> Collected data:
......
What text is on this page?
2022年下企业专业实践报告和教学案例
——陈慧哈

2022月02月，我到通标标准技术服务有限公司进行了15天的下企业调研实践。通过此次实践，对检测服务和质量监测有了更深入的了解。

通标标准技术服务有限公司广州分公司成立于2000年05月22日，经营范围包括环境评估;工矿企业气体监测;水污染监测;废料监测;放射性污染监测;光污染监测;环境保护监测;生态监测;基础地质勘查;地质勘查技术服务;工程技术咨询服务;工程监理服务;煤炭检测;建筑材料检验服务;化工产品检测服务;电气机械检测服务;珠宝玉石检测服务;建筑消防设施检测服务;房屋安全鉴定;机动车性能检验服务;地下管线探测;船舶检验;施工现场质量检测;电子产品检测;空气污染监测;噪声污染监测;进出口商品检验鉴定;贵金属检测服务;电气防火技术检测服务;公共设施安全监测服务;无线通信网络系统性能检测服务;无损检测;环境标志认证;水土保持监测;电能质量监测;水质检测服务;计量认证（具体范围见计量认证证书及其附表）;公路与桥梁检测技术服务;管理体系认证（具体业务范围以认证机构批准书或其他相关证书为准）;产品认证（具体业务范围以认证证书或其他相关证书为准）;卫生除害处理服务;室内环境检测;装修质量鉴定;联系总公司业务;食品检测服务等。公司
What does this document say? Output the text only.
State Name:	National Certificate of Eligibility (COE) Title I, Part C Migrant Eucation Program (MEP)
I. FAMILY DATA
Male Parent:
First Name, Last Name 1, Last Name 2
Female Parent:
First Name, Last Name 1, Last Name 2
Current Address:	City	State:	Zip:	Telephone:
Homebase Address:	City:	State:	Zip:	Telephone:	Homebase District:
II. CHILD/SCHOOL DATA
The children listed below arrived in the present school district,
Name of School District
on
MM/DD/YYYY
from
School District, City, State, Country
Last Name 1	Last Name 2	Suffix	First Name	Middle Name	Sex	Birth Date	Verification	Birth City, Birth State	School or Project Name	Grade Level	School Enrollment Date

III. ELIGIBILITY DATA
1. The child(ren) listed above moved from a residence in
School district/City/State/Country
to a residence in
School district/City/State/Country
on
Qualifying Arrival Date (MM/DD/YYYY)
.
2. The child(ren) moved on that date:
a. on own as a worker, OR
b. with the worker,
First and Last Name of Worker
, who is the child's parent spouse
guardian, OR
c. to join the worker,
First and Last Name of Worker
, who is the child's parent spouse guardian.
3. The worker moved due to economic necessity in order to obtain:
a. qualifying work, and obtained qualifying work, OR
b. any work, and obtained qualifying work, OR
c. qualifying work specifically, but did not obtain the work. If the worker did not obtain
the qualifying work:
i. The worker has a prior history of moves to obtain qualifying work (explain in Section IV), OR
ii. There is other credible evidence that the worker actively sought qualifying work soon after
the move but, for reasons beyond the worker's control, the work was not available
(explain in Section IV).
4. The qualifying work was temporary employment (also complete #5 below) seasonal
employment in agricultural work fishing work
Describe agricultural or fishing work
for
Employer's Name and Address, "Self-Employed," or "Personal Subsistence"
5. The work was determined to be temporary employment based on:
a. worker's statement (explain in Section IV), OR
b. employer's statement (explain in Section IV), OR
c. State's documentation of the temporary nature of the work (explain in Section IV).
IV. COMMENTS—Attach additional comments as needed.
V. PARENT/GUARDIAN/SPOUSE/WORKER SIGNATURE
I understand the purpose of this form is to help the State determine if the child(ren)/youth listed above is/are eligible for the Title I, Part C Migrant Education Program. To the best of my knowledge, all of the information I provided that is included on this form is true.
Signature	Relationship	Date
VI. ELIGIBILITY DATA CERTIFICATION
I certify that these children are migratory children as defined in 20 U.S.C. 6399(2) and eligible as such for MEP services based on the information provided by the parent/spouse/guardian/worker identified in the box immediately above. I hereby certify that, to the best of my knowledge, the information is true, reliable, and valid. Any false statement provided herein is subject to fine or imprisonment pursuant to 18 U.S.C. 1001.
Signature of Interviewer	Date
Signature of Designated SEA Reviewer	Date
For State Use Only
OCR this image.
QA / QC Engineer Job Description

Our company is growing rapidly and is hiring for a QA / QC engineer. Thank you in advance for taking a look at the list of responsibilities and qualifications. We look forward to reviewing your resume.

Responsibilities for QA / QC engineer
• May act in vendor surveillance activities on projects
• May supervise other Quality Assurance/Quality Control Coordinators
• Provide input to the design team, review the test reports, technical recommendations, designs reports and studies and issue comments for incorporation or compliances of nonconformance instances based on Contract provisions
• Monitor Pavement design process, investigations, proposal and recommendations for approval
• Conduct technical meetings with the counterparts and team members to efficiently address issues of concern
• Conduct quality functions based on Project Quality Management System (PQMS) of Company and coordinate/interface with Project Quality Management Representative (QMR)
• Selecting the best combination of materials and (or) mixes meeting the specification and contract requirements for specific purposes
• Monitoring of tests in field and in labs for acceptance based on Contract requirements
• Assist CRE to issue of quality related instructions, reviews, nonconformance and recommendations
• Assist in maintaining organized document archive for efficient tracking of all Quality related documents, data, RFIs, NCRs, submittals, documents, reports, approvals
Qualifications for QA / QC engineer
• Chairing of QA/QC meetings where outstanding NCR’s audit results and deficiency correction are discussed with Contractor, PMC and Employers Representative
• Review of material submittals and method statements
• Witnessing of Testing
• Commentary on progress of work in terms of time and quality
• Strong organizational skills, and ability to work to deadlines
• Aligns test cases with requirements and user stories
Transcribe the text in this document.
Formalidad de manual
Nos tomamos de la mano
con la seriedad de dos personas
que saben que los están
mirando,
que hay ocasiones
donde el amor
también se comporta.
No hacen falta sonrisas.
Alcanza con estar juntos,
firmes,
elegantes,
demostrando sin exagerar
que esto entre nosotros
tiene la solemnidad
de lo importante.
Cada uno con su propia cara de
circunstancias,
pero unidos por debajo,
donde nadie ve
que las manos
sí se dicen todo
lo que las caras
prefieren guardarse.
......
> Given task:
Within the data above, count the lines that contain the string "explain"; the reply is the number alone.

> Finished task:
5